##### Extracted data #####

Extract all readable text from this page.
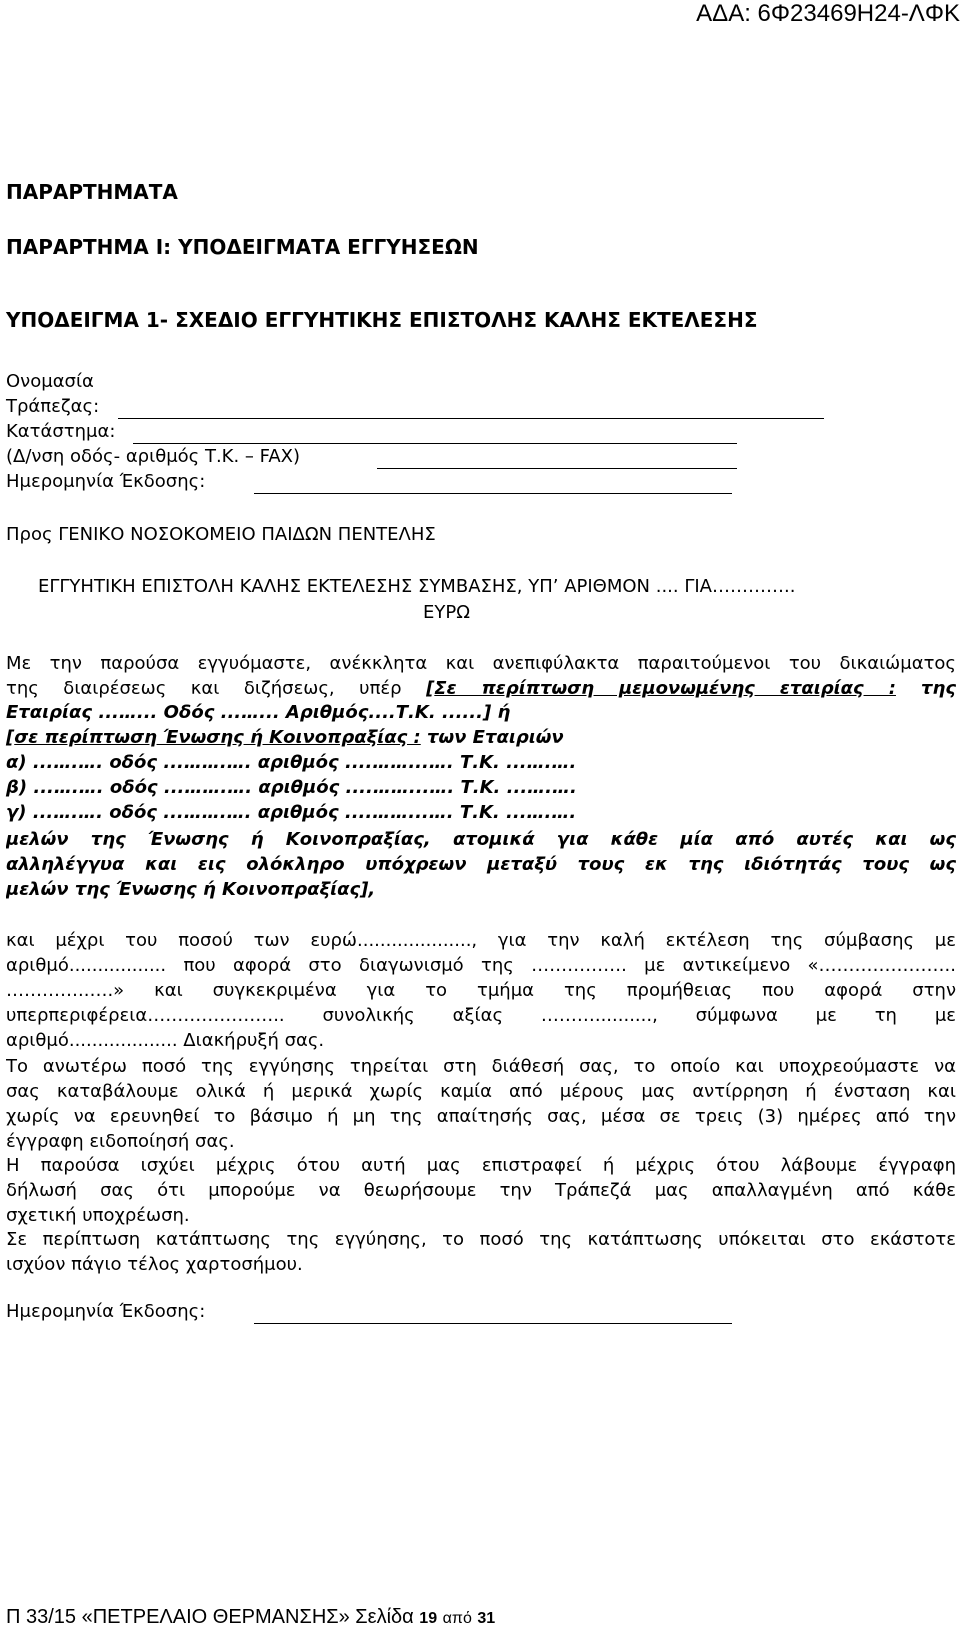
ΑΔΑ: 6Φ23469Η24-ΛΦΚ
ΠΑΡΑΡΤΗΜΑΤΑ
ΠΑΡΑΡΤΗΜΑ Ι: ΥΠΟΔΕΙΓΜΑΤΑ ΕΓΓΥΗΣΕΩΝ
ΥΠΟΔΕΙΓΜΑ 1- ΣΧΕΔΙΟ ΕΓΓΥΗΤΙΚΗΣ ΕΠΙΣΤΟΛΗΣ ΚΑΛΗΣ ΕΚΤΕΛΕΣΗΣ
Ονομασία
Τράπεζας:
Κατάστημα:
(Δ/νση οδός- αριθμός Τ.Κ. – FAX)
Ημερομηνία Έκδοσης:
Προς ΓΕΝΙΚΟ ΝΟΣΟΚΟΜΕΙΟ ΠΑΙΔΩΝ ΠΕΝΤΕΛΗΣ
ΕΓΓΥΗΤΙΚΗ ΕΠΙΣΤΟΛΗ ΚΑΛΗΣ ΕΚΤΕΛΕΣΗΣ ΣΥΜΒΑΣΗΣ, ΥΠ’ ΑΡΙΘΜΟΝ .... ΓΙΑ…………..
ΕΥΡΩ
Με την παρούσα εγγυόμαστε, ανέκκλητα και ανεπιφύλακτα παραιτούμενοι του δικαιώματος
της διαιρέσεως και διζήσεως, υπέρ [Σε περίπτωση μεμονωμένης εταιρίας : της
Εταιρίας ...…... Οδός ...…... Αριθμός....Τ.Κ. ......] ή
[σε περίπτωση Ένωσης ή Κοινοπραξίας : των Εταιριών
α) ...….…. οδός ...…….…. αριθμός ....……...…. Τ.Κ. ...….….
β) ...….…. οδός ...…….…. αριθμός ....……...…. Τ.Κ. ...….….
γ) ...….…. οδός ...…….…. αριθμός ....……...…. Τ.Κ. ...….….
μελών της Ένωσης ή Κοινοπραξίας, ατομικά για κάθε μία από αυτές και ως
αλληλέγγυα και εις ολόκληρο υπόχρεων μεταξύ τους εκ της ιδιότητάς τους ως
μελών της Ένωσης ή Κοινοπραξίας],
και μέχρι του ποσού των ευρώ...................., για την καλή εκτέλεση της σύμβασης με
αριθμό................. που αφορά στο διαγωνισμό της ……………. με αντικείμενο «…………………..
…………..….» και συγκεκριμένα για το τμήμα της προμήθειας που αφορά στην
υπερπεριφέρεια………………….. συνολικής αξίας ……….........., σύμφωνα με τη με
αριθμό................... Διακήρυξή σας.
Το ανωτέρω ποσό της εγγύησης τηρείται στη διάθεσή σας, το οποίο και υποχρεούμαστε να
σας καταβάλουμε ολικά ή μερικά χωρίς καμία από μέρους μας αντίρρηση ή ένσταση και
χωρίς να ερευνηθεί το βάσιμο ή μη της απαίτησής σας, μέσα σε τρεις (3) ημέρες από την
έγγραφη ειδοποίησή σας.
Η παρούσα ισχύει μέχρις ότου αυτή μας επιστραφεί ή μέχρις ότου λάβουμε έγγραφη
δήλωσή σας ότι μπορούμε να θεωρήσουμε την Τράπεζά μας απαλλαγμένη από κάθε
σχετική υποχρέωση.
Σε περίπτωση κατάπτωσης της εγγύησης, το ποσό της κατάπτωσης υπόκειται στο εκάστοτε
ισχύον πάγιο τέλος χαρτοσήμου.
Ημερομηνία Έκδοσης:
Π 33/15 «ΠΕΤΡΕΛΑΙΟ ΘΕΡΜΑΝΣΗΣ» Σελίδα 19 από 31
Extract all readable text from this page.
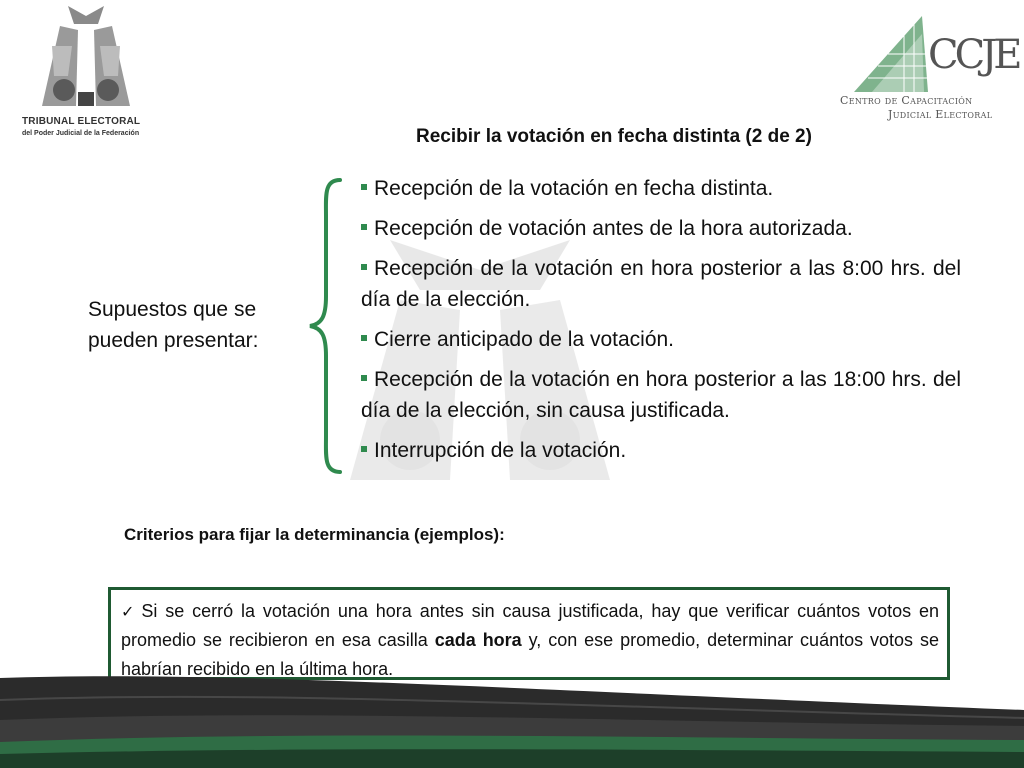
TRIBUNAL ELECTORAL
del Poder Judicial de la Federación
CCJE
Centro de Capacitación
Judicial Electoral
Recibir la votación en fecha distinta (2 de 2)
Supuestos que se pueden presentar:
Recepción de la votación en fecha distinta.
Recepción de votación antes de la hora autorizada.
Recepción de la votación en hora posterior a las 8:00 hrs. del día de la elección.
Cierre anticipado de la votación.
Recepción de la votación en hora posterior a las 18:00 hrs. del día de la elección, sin causa justificada.
Interrupción de la votación.
Criterios para fijar la determinancia (ejemplos):
✓ Si se cerró la votación una hora antes sin causa justificada, hay que verificar cuántos votos en promedio se recibieron en esa casilla cada hora y, con ese promedio, determinar cuántos votos se habrían recibido en la última hora.
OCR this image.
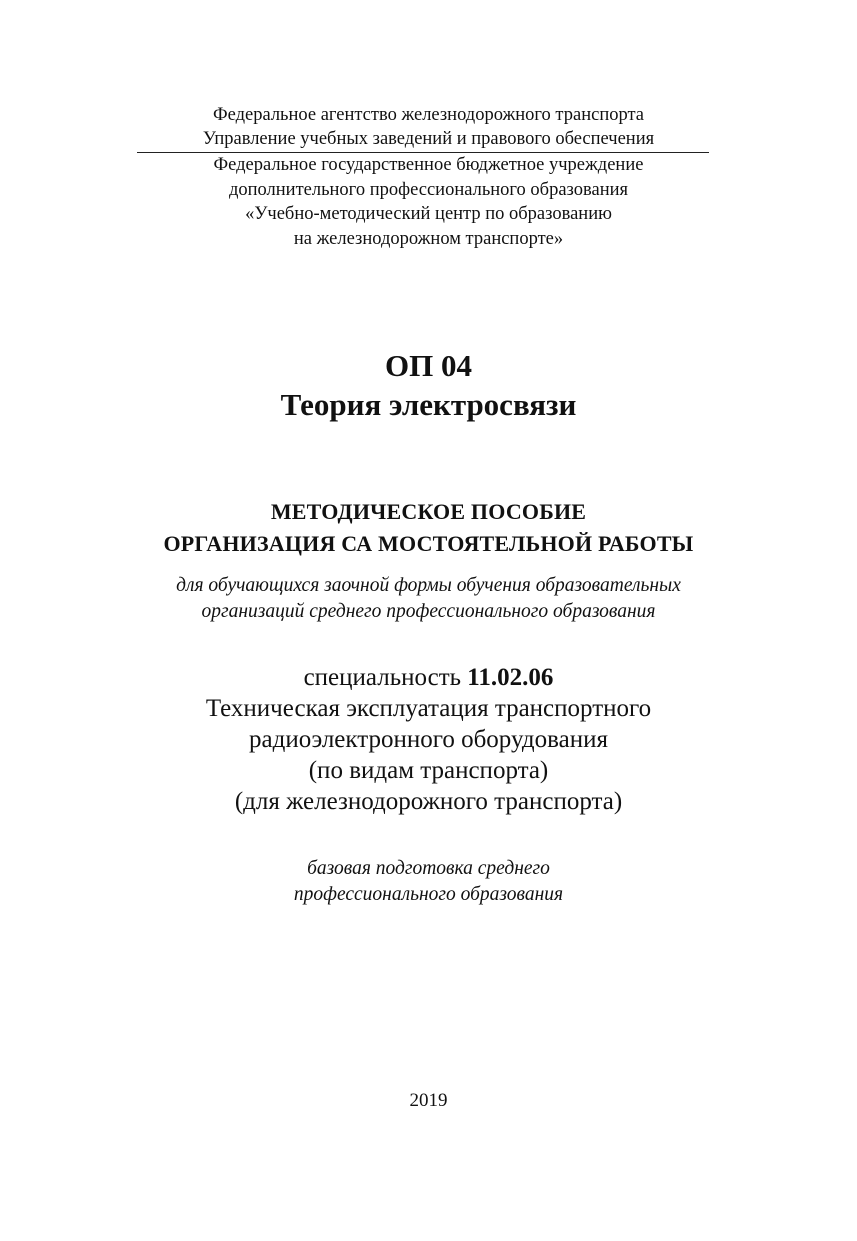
Федеральное агентство железнодорожного транспорта
Управление учебных заведений и правового обеспечения
Федеральное государственное бюджетное учреждение
дополнительного профессионального образования
«Учебно-методический центр по образованию
на железнодорожном транспорте»
ОП 04
Теория электросвязи
МЕТОДИЧЕСКОЕ ПОСОБИЕ
ОРГАНИЗАЦИЯ СА МОСТОЯТЕЛЬНОЙ РАБОТЫ
для обучающихся заочной формы обучения образовательных
организаций среднего профессионального образования
специальность 11.02.06
Техническая эксплуатация транспортного
радиоэлектронного оборудования
(по видам транспорта)
(для железнодорожного транспорта)
базовая подготовка среднего
профессионального образования
2019
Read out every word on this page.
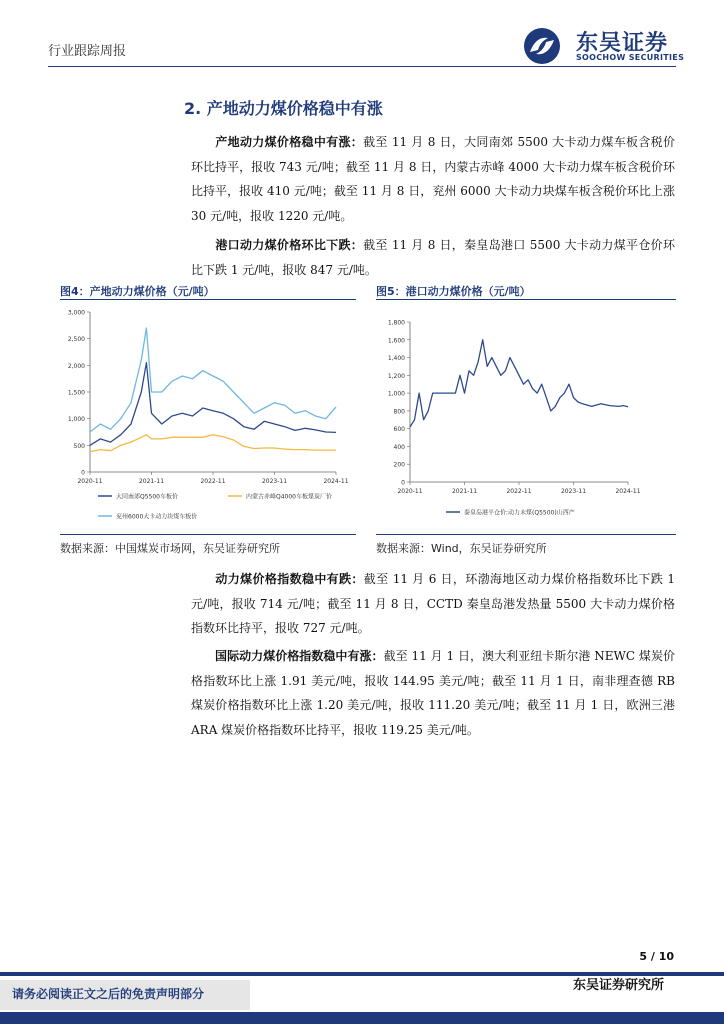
行业跟踪周报	东吴证券
SOOCHOW SECURITIES
2. 产地动力煤价格稳中有涨
产地动力煤价格稳中有涨：截至 11 月 8 日，大同南郊 5500 大卡动力煤车板含税价环比持平，报收 743 元/吨；截至 11 月 8 日，内蒙古赤峰 4000 大卡动力煤车板含税价环比持平，报收 410 元/吨；截至 11 月 8 日，兖州 6000 大卡动力块煤车板含税价环比上涨 30 元/吨，报收 1220 元/吨。
港口动力煤价格环比下跌：截至 11 月 8 日，秦皇岛港口 5500 大卡动力煤平仓价环比下跌 1 元/吨，报收 847 元/吨。
图4：产地动力煤价格（元/吨）	图5：港口动力煤价格（元/吨）
0
500
1,000
1,500
2,000
2,500
3,000
2020-11	2021-11	2022-11	2023-11	2024-11
大同南郊Q5500车板价	内蒙古赤峰Q4000车板煤炭厂价
兖州6000大卡动力块煤车板价
0
200
400
600
800
1,000
1,200
1,400
1,600
1,800
2020-11	2021-11	2022-11	2023-11	2024-11
秦皇岛港平仓价:动力末煤(Q5500)山西产
数据来源：中国煤炭市场网，东吴证券研究所	数据来源：Wind，东吴证券研究所
动力煤价格指数稳中有跌：截至 11 月 6 日，环渤海地区动力煤价格指数环比下跌 1 元/吨，报收 714 元/吨；截至 11 月 8 日，CCTD 秦皇岛港发热量 5500 大卡动力煤价格指数环比持平，报收 727 元/吨。
国际动力煤价格指数稳中有涨：截至 11 月 1 日，澳大利亚纽卡斯尔港 NEWC 煤炭价格指数环比上涨 1.91 美元/吨，报收 144.95 美元/吨；截至 11 月 1 日，南非理查德 RB 煤炭价格指数环比上涨 1.20 美元/吨，报收 111.20 美元/吨；截至 11 月 1 日，欧洲三港 ARA 煤炭价格指数环比持平，报收 119.25 美元/吨。
5 / 10
请务必阅读正文之后的免责声明部分
东吴证券研究所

#####

- [Instruction]: Retype every entry verbatim and exclude the pictures from the copy.

- [Complete answer]:
Extract all readable text from this page.
ΑΔΑ: 6Φ23469Η24-ΛΦΚ
ΠΑΡΑΡΤΗΜΑΤΑ
ΠΑΡΑΡΤΗΜΑ Ι: ΥΠΟΔΕΙΓΜΑΤΑ ΕΓΓΥΗΣΕΩΝ
ΥΠΟΔΕΙΓΜΑ 1- ΣΧΕΔΙΟ ΕΓΓΥΗΤΙΚΗΣ ΕΠΙΣΤΟΛΗΣ ΚΑΛΗΣ ΕΚΤΕΛΕΣΗΣ
Ονομασία
Τράπεζας:
Κατάστημα:
(Δ/νση οδός- αριθμός Τ.Κ. – FAX)
Ημερομηνία Έκδοσης:
Προς ΓΕΝΙΚΟ ΝΟΣΟΚΟΜΕΙΟ ΠΑΙΔΩΝ ΠΕΝΤΕΛΗΣ
ΕΓΓΥΗΤΙΚΗ ΕΠΙΣΤΟΛΗ ΚΑΛΗΣ ΕΚΤΕΛΕΣΗΣ ΣΥΜΒΑΣΗΣ, ΥΠ’ ΑΡΙΘΜΟΝ .... ΓΙΑ…………..
ΕΥΡΩ
Με την παρούσα εγγυόμαστε, ανέκκλητα και ανεπιφύλακτα παραιτούμενοι του δικαιώματος
της διαιρέσεως και διζήσεως, υπέρ [Σε περίπτωση μεμονωμένης εταιρίας : της
Εταιρίας ...…... Οδός ...…... Αριθμός....Τ.Κ. ......] ή
[σε περίπτωση Ένωσης ή Κοινοπραξίας : των Εταιριών
α) ...….…. οδός ...…….…. αριθμός ....……...…. Τ.Κ. ...….….
β) ...….…. οδός ...…….…. αριθμός ....……...…. Τ.Κ. ...….….
γ) ...….…. οδός ...…….…. αριθμός ....……...…. Τ.Κ. ...….….
μελών της Ένωσης ή Κοινοπραξίας, ατομικά για κάθε μία από αυτές και ως
αλληλέγγυα και εις ολόκληρο υπόχρεων μεταξύ τους εκ της ιδιότητάς τους ως
μελών της Ένωσης ή Κοινοπραξίας],
και μέχρι του ποσού των ευρώ...................., για την καλή εκτέλεση της σύμβασης με
αριθμό................. που αφορά στο διαγωνισμό της ……………. με αντικείμενο «…………………..
…………..….» και συγκεκριμένα για το τμήμα της προμήθειας που αφορά στην
υπερπεριφέρεια………………….. συνολικής αξίας ……….........., σύμφωνα με τη με
αριθμό................... Διακήρυξή σας.
Το ανωτέρω ποσό της εγγύησης τηρείται στη διάθεσή σας, το οποίο και υποχρεούμαστε να
σας καταβάλουμε ολικά ή μερικά χωρίς καμία από μέρους μας αντίρρηση ή ένσταση και
χωρίς να ερευνηθεί το βάσιμο ή μη της απαίτησής σας, μέσα σε τρεις (3) ημέρες από την
έγγραφη ειδοποίησή σας.
Η παρούσα ισχύει μέχρις ότου αυτή μας επιστραφεί ή μέχρις ότου λάβουμε έγγραφη
δήλωσή σας ότι μπορούμε να θεωρήσουμε την Τράπεζά μας απαλλαγμένη από κάθε
σχετική υποχρέωση.
Σε περίπτωση κατάπτωσης της εγγύησης, το ποσό της κατάπτωσης υπόκειται στο εκάστοτε
ισχύον πάγιο τέλος χαρτοσήμου.
Ημερομηνία Έκδοσης:
Π 33/15 «ΠΕΤΡΕΛΑΙΟ ΘΕΡΜΑΝΣΗΣ» Σελίδα 19 από 31
Extract all readable text from this page.
TRIBUNAL ELECTORAL
del Poder Judicial de la Federación
CCJE
Centro de Capacitación
Judicial Electoral
Recibir la votación en fecha distinta (2 de 2)
Supuestos que se pueden presentar:
Recepción de la votación en fecha distinta.
Recepción de votación antes de la hora autorizada.
Recepción de la votación en hora posterior a las 8:00 hrs. del día de la elección.
Cierre anticipado de la votación.
Recepción de la votación en hora posterior a las 18:00 hrs. del día de la elección, sin causa justificada.
Interrupción de la votación.
Criterios para fijar la determinancia (ejemplos):
✓ Si se cerró la votación una hora antes sin causa justificada, hay que verificar cuántos votos en promedio se recibieron en esa casilla cada hora y, con ese promedio, determinar cuántos votos se habrían recibido en la última hora.
OCR this image.
Федеральное агентство железнодорожного транспорта
Управление учебных заведений и правового обеспечения
Федеральное государственное бюджетное учреждение
дополнительного профессионального образования
«Учебно-методический центр по образованию
на железнодорожном транспорте»
ОП 04
Теория электросвязи
МЕТОДИЧЕСКОЕ ПОСОБИЕ
ОРГАНИЗАЦИЯ СА МОСТОЯТЕЛЬНОЙ РАБОТЫ
для обучающихся заочной формы обучения образовательных
организаций среднего профессионального образования
специальность 11.02.06
Техническая эксплуатация транспортного
радиоэлектронного оборудования
(по видам транспорта)
(для железнодорожного транспорта)
базовая подготовка среднего
профессионального образования
2019
Read out every word on this page.
行业跟踪周报	东吴证券
SOOCHOW SECURITIES
2. 产地动力煤价格稳中有涨
产地动力煤价格稳中有涨：截至 11 月 8 日，大同南郊 5500 大卡动力煤车板含税价环比持平，报收 743 元/吨；截至 11 月 8 日，内蒙古赤峰 4000 大卡动力煤车板含税价环比持平，报收 410 元/吨；截至 11 月 8 日，兖州 6000 大卡动力块煤车板含税价环比上涨 30 元/吨，报收 1220 元/吨。
港口动力煤价格环比下跌：截至 11 月 8 日，秦皇岛港口 5500 大卡动力煤平仓价环比下跌 1 元/吨，报收 847 元/吨。
图4：产地动力煤价格（元/吨）	图5：港口动力煤价格（元/吨）
0
500
1,000
1,500
2,000
2,500
3,000
2020-11	2021-11	2022-11	2023-11	2024-11
大同南郊Q5500车板价	内蒙古赤峰Q4000车板煤炭厂价
兖州6000大卡动力块煤车板价
0
200
400
600
800
1,000
1,200
1,400
1,600
1,800
2020-11	2021-11	2022-11	2023-11	2024-11
秦皇岛港平仓价:动力末煤(Q5500)山西产
数据来源：中国煤炭市场网，东吴证券研究所	数据来源：Wind，东吴证券研究所
动力煤价格指数稳中有跌：截至 11 月 6 日，环渤海地区动力煤价格指数环比下跌 1 元/吨，报收 714 元/吨；截至 11 月 8 日，CCTD 秦皇岛港发热量 5500 大卡动力煤价格指数环比持平，报收 727 元/吨。
国际动力煤价格指数稳中有涨：截至 11 月 1 日，澳大利亚纽卡斯尔港 NEWC 煤炭价格指数环比上涨 1.91 美元/吨，报收 144.95 美元/吨；截至 11 月 1 日，南非理查德 RB 煤炭价格指数环比上涨 1.20 美元/吨，报收 111.20 美元/吨；截至 11 月 1 日，欧洲三港 ARA 煤炭价格指数环比持平，报收 119.25 美元/吨。
5 / 10
请务必阅读正文之后的免责声明部分
东吴证券研究所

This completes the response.